[Data extracted from a collection]
----
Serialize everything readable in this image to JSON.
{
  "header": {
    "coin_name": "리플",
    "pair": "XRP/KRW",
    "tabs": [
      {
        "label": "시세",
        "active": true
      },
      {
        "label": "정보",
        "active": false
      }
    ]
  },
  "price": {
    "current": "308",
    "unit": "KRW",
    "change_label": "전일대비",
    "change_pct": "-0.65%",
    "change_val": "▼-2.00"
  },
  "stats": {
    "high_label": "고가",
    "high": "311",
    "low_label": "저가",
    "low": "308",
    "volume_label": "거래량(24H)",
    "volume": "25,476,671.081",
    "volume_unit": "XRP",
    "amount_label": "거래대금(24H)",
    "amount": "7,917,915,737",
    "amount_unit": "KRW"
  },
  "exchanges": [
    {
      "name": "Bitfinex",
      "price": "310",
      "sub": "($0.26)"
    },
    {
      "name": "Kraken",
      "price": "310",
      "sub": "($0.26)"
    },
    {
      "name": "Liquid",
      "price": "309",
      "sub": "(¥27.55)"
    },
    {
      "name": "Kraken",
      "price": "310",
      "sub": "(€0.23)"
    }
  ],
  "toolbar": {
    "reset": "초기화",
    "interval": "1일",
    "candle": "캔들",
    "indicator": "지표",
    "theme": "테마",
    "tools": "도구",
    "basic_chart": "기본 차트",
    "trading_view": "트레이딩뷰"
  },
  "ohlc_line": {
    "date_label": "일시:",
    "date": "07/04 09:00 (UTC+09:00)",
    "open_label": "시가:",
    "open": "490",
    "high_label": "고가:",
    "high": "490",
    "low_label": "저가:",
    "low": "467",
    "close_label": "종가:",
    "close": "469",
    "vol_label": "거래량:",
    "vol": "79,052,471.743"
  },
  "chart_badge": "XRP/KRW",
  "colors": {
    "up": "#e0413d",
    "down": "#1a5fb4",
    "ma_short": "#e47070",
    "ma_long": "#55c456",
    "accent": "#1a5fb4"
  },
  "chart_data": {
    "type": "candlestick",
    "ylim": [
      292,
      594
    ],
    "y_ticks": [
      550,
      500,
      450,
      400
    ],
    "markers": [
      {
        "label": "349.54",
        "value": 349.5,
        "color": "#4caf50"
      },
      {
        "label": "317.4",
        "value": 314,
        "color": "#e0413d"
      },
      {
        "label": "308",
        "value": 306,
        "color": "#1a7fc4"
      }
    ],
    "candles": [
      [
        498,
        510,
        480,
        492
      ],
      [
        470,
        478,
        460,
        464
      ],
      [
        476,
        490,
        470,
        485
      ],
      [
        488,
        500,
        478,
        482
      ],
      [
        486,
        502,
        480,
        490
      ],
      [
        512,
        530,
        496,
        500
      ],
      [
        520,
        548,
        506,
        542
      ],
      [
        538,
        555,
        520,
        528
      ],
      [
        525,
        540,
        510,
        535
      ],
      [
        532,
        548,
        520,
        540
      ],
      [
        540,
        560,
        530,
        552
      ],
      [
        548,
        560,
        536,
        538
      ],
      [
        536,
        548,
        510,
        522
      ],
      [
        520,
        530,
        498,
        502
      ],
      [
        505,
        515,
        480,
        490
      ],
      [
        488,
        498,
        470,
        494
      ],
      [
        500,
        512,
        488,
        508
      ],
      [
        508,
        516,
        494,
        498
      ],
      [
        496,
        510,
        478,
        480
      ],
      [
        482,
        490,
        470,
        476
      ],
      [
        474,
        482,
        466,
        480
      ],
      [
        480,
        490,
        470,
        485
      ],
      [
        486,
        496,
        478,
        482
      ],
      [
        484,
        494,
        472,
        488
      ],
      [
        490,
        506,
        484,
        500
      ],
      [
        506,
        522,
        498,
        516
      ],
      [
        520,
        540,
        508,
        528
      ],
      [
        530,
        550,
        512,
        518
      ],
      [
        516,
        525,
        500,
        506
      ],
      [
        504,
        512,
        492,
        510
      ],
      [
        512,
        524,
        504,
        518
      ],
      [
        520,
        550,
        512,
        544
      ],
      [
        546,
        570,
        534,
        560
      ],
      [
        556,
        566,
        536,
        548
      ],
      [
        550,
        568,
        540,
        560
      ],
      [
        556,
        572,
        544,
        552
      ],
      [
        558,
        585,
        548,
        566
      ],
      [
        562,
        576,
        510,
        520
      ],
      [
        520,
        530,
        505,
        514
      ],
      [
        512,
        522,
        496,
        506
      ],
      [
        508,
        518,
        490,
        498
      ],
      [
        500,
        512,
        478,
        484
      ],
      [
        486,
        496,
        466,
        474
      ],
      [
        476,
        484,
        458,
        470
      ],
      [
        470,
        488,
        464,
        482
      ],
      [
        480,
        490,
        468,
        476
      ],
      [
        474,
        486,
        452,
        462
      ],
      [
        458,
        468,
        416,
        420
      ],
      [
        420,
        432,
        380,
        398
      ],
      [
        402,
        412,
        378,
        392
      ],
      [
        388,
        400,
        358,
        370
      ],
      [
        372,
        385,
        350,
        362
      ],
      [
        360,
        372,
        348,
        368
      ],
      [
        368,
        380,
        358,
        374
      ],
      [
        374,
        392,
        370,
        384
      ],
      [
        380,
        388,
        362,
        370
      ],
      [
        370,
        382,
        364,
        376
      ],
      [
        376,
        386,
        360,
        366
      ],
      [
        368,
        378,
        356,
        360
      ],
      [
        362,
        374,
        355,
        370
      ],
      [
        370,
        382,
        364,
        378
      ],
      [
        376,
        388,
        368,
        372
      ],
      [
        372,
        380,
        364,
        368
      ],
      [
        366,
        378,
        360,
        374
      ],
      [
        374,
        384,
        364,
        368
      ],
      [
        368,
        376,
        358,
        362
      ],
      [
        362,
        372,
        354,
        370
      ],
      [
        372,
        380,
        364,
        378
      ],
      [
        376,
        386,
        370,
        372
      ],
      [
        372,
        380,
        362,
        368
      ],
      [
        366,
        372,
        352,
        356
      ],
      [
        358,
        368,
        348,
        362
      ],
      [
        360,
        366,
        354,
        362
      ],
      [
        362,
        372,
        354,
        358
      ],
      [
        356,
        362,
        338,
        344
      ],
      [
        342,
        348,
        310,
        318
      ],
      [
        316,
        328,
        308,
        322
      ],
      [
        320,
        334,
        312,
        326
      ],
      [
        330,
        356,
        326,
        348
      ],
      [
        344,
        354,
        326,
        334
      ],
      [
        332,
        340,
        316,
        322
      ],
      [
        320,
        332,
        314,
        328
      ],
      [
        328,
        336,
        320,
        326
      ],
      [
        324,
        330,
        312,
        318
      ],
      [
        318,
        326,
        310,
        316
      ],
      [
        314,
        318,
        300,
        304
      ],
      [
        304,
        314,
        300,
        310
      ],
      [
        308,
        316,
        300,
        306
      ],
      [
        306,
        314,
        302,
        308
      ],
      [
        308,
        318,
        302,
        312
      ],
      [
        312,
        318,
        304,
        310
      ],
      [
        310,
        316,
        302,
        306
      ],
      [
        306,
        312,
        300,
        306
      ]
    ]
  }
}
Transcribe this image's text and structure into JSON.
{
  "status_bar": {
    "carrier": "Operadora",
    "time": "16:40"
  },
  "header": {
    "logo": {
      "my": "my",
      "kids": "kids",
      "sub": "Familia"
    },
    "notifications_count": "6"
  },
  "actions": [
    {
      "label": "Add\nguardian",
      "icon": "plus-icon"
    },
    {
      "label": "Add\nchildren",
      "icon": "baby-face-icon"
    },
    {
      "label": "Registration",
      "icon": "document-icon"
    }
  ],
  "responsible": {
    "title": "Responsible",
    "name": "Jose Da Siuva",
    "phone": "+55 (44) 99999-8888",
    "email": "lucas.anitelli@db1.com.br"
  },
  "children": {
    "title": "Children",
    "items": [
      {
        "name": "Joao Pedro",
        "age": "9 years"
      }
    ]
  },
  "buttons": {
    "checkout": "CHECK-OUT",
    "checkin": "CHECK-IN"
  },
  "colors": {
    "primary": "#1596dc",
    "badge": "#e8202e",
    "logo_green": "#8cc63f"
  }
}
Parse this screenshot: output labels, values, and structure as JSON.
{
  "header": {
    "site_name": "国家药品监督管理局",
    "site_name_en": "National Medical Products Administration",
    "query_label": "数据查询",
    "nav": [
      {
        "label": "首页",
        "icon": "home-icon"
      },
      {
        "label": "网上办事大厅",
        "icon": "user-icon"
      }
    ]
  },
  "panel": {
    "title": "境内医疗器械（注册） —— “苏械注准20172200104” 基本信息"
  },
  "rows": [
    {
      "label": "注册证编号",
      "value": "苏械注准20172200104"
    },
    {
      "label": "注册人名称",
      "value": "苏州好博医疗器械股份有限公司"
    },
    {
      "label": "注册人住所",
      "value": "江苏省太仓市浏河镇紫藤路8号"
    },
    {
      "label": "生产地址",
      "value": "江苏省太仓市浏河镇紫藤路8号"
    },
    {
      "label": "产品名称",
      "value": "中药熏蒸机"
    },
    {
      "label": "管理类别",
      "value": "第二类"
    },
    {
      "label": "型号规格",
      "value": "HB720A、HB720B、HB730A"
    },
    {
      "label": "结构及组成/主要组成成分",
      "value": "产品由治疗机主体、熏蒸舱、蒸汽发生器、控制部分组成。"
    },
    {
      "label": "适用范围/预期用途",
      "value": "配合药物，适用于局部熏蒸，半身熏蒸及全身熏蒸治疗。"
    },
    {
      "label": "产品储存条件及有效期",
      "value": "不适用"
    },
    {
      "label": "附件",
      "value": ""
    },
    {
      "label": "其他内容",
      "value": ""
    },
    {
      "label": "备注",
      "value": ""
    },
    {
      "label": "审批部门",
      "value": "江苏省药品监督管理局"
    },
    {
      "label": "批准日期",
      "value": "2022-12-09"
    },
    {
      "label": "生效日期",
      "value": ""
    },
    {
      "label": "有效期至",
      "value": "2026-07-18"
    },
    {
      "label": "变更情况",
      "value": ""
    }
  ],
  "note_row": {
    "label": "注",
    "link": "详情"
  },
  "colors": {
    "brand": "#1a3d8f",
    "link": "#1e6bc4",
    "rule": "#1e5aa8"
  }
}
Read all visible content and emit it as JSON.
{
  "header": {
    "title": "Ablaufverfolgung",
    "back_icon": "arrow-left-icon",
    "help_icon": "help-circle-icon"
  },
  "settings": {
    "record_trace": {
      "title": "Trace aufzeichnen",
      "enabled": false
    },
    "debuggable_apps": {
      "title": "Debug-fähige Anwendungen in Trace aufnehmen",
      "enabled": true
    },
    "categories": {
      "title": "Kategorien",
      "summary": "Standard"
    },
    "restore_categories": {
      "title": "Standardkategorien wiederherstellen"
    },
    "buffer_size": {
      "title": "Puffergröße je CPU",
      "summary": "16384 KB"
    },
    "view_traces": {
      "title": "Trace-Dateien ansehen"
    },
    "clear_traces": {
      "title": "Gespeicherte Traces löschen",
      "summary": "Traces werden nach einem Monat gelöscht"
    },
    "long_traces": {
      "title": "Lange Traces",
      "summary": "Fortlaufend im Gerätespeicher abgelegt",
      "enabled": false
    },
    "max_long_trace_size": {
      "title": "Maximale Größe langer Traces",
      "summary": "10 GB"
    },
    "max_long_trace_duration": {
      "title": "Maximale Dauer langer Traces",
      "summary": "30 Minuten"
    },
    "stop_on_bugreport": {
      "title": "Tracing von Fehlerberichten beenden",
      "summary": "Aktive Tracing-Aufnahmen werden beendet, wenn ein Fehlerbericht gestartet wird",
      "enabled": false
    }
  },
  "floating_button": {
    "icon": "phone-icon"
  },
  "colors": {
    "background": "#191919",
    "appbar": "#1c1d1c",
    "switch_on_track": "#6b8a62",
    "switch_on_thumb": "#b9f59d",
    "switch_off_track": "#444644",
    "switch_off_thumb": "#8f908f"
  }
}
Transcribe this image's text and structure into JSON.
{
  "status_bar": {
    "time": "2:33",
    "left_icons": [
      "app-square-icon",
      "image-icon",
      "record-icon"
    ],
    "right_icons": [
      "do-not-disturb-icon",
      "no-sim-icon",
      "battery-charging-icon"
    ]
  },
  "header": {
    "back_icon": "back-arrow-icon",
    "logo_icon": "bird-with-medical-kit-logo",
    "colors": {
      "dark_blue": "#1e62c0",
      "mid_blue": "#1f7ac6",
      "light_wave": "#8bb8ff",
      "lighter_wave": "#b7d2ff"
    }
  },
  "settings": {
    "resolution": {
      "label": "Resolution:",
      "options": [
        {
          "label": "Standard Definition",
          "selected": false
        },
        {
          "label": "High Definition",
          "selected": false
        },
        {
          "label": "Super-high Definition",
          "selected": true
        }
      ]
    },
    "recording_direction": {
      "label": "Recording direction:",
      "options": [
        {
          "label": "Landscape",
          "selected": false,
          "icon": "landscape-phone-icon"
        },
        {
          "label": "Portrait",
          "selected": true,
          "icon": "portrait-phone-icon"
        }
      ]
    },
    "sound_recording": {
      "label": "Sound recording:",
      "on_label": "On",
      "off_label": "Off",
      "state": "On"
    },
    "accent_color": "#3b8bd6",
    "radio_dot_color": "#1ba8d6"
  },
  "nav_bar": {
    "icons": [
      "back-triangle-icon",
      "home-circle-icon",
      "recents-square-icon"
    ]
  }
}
----
DIRECTIONS -
Lines that hold the word "summary" are the ones to return, every one of them.

RESULT FOR THIS EXERCISE -
      "summary": "Standard"
      "summary": "16384 KB"
      "summary": "Traces werden nach einem Monat gelöscht"
      "summary": "Fortlaufend im Gerätespeicher abgelegt",
      "summary": "10 GB"
      "summary": "30 Minuten"
      "summary": "Aktive Tracing-Aufnahmen werden beendet, wenn ein Fehlerbericht gestartet wird",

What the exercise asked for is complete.